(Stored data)
== == ==

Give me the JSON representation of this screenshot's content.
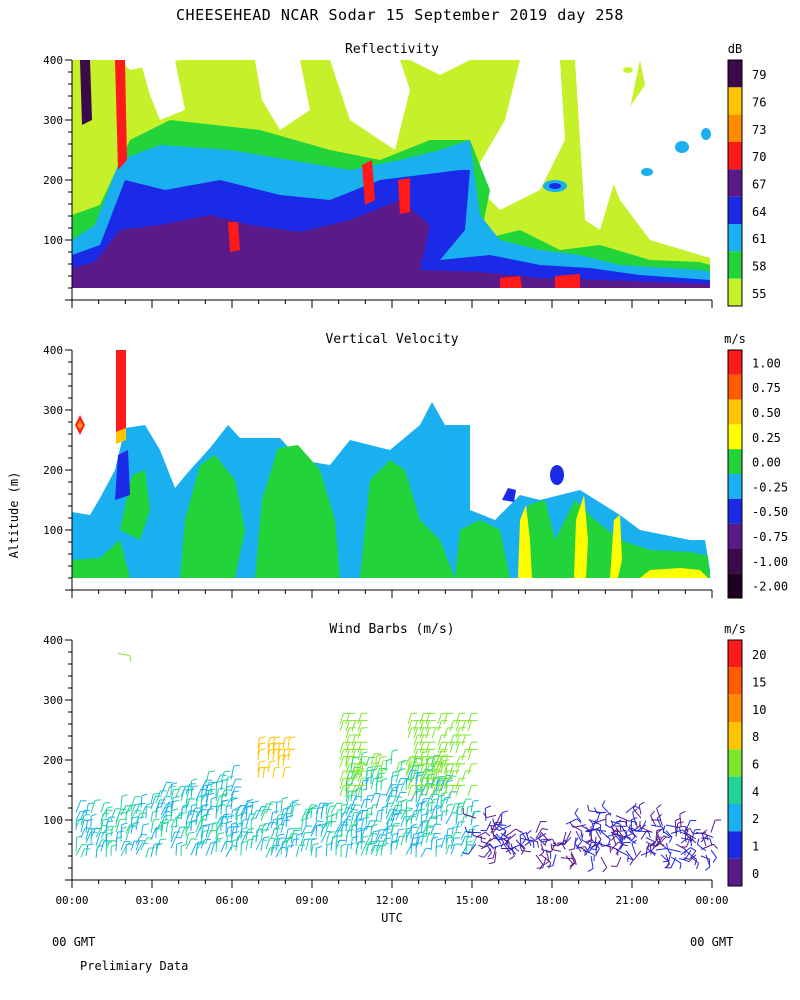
{
  "header": {
    "title": "CHEESEHEAD  NCAR Sodar  15 September 2019  day 258"
  },
  "footer": {
    "left_gmt": "00 GMT",
    "right_gmt": "00 GMT",
    "note": "Prelimiary Data",
    "xaxis_label": "UTC"
  },
  "shared": {
    "yaxis_label": "Altitude (m)",
    "y_ticks": [
      "400",
      "300",
      "200",
      "100"
    ],
    "x_ticks": [
      "00:00",
      "03:00",
      "06:00",
      "09:00",
      "12:00",
      "15:00",
      "18:00",
      "21:00",
      "00:00"
    ]
  },
  "colors": {
    "dark_purple": "#3a0a4a",
    "purple": "#5a1a8a",
    "blue": "#1a2ae6",
    "cyan": "#1ab0f0",
    "green": "#22d43a",
    "yellowgreen": "#c6f02a",
    "yellow": "#ffff00",
    "gold": "#ffc400",
    "orange": "#ff8c00",
    "red": "#ff1a1a"
  },
  "chart_data": [
    {
      "type": "heatmap",
      "title": "Reflectivity",
      "units": "dB",
      "ylabel": "",
      "xlabel": "",
      "ylim": [
        0,
        400
      ],
      "x_ticks": [
        "00:00",
        "03:00",
        "06:00",
        "09:00",
        "12:00",
        "15:00",
        "18:00",
        "21:00",
        "00:00"
      ],
      "legend_levels": [
        "79",
        "76",
        "73",
        "70",
        "67",
        "64",
        "61",
        "58",
        "55"
      ],
      "legend_colors": [
        "#3a0a4a",
        "#ffc400",
        "#ff8c00",
        "#ff1a1a",
        "#5a1a8a",
        "#1a2ae6",
        "#1ab0f0",
        "#22d43a",
        "#c6f02a"
      ]
    },
    {
      "type": "heatmap",
      "title": "Vertical Velocity",
      "units": "m/s",
      "ylabel": "Altitude (m)",
      "xlabel": "",
      "ylim": [
        0,
        400
      ],
      "x_ticks": [
        "00:00",
        "03:00",
        "06:00",
        "09:00",
        "12:00",
        "15:00",
        "18:00",
        "21:00",
        "00:00"
      ],
      "legend_levels": [
        "1.00",
        "0.75",
        "0.50",
        "0.25",
        "0.00",
        "-0.25",
        "-0.50",
        "-0.75",
        "-1.00",
        "-2.00"
      ],
      "legend_colors": [
        "#ff1a1a",
        "#ff5a00",
        "#ffc400",
        "#ffff00",
        "#22d43a",
        "#1ab0f0",
        "#1a2ae6",
        "#5a1a8a",
        "#3a0a4a",
        "#200020"
      ]
    },
    {
      "type": "scatter",
      "title": "Wind Barbs (m/s)",
      "units": "m/s",
      "ylabel": "",
      "xlabel": "UTC",
      "ylim": [
        0,
        400
      ],
      "x_ticks": [
        "00:00",
        "03:00",
        "06:00",
        "09:00",
        "12:00",
        "15:00",
        "18:00",
        "21:00",
        "00:00"
      ],
      "legend_levels": [
        "20",
        "15",
        "10",
        "8",
        "6",
        "4",
        "2",
        "1",
        "0"
      ],
      "legend_colors": [
        "#ff1a1a",
        "#ff5a00",
        "#ff8c00",
        "#ffc400",
        "#7ee62a",
        "#22d49a",
        "#1ab0f0",
        "#1a2ae6",
        "#5a1a8a"
      ]
    }
  ]
}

== == ==

*Job*
Write the records above out again exactly, with no pictures in your copy.

*Answer to this problem*
Give me the JSON representation of this screenshot's content.
{
  "header": {
    "title": "CHEESEHEAD  NCAR Sodar  15 September 2019  day 258"
  },
  "footer": {
    "left_gmt": "00 GMT",
    "right_gmt": "00 GMT",
    "note": "Prelimiary Data",
    "xaxis_label": "UTC"
  },
  "shared": {
    "yaxis_label": "Altitude (m)",
    "y_ticks": [
      "400",
      "300",
      "200",
      "100"
    ],
    "x_ticks": [
      "00:00",
      "03:00",
      "06:00",
      "09:00",
      "12:00",
      "15:00",
      "18:00",
      "21:00",
      "00:00"
    ]
  },
  "colors": {
    "dark_purple": "#3a0a4a",
    "purple": "#5a1a8a",
    "blue": "#1a2ae6",
    "cyan": "#1ab0f0",
    "green": "#22d43a",
    "yellowgreen": "#c6f02a",
    "yellow": "#ffff00",
    "gold": "#ffc400",
    "orange": "#ff8c00",
    "red": "#ff1a1a"
  },
  "chart_data": [
    {
      "type": "heatmap",
      "title": "Reflectivity",
      "units": "dB",
      "ylabel": "",
      "xlabel": "",
      "ylim": [
        0,
        400
      ],
      "x_ticks": [
        "00:00",
        "03:00",
        "06:00",
        "09:00",
        "12:00",
        "15:00",
        "18:00",
        "21:00",
        "00:00"
      ],
      "legend_levels": [
        "79",
        "76",
        "73",
        "70",
        "67",
        "64",
        "61",
        "58",
        "55"
      ],
      "legend_colors": [
        "#3a0a4a",
        "#ffc400",
        "#ff8c00",
        "#ff1a1a",
        "#5a1a8a",
        "#1a2ae6",
        "#1ab0f0",
        "#22d43a",
        "#c6f02a"
      ]
    },
    {
      "type": "heatmap",
      "title": "Vertical Velocity",
      "units": "m/s",
      "ylabel": "Altitude (m)",
      "xlabel": "",
      "ylim": [
        0,
        400
      ],
      "x_ticks": [
        "00:00",
        "03:00",
        "06:00",
        "09:00",
        "12:00",
        "15:00",
        "18:00",
        "21:00",
        "00:00"
      ],
      "legend_levels": [
        "1.00",
        "0.75",
        "0.50",
        "0.25",
        "0.00",
        "-0.25",
        "-0.50",
        "-0.75",
        "-1.00",
        "-2.00"
      ],
      "legend_colors": [
        "#ff1a1a",
        "#ff5a00",
        "#ffc400",
        "#ffff00",
        "#22d43a",
        "#1ab0f0",
        "#1a2ae6",
        "#5a1a8a",
        "#3a0a4a",
        "#200020"
      ]
    },
    {
      "type": "scatter",
      "title": "Wind Barbs (m/s)",
      "units": "m/s",
      "ylabel": "",
      "xlabel": "UTC",
      "ylim": [
        0,
        400
      ],
      "x_ticks": [
        "00:00",
        "03:00",
        "06:00",
        "09:00",
        "12:00",
        "15:00",
        "18:00",
        "21:00",
        "00:00"
      ],
      "legend_levels": [
        "20",
        "15",
        "10",
        "8",
        "6",
        "4",
        "2",
        "1",
        "0"
      ],
      "legend_colors": [
        "#ff1a1a",
        "#ff5a00",
        "#ff8c00",
        "#ffc400",
        "#7ee62a",
        "#22d49a",
        "#1ab0f0",
        "#1a2ae6",
        "#5a1a8a"
      ]
    }
  ]
}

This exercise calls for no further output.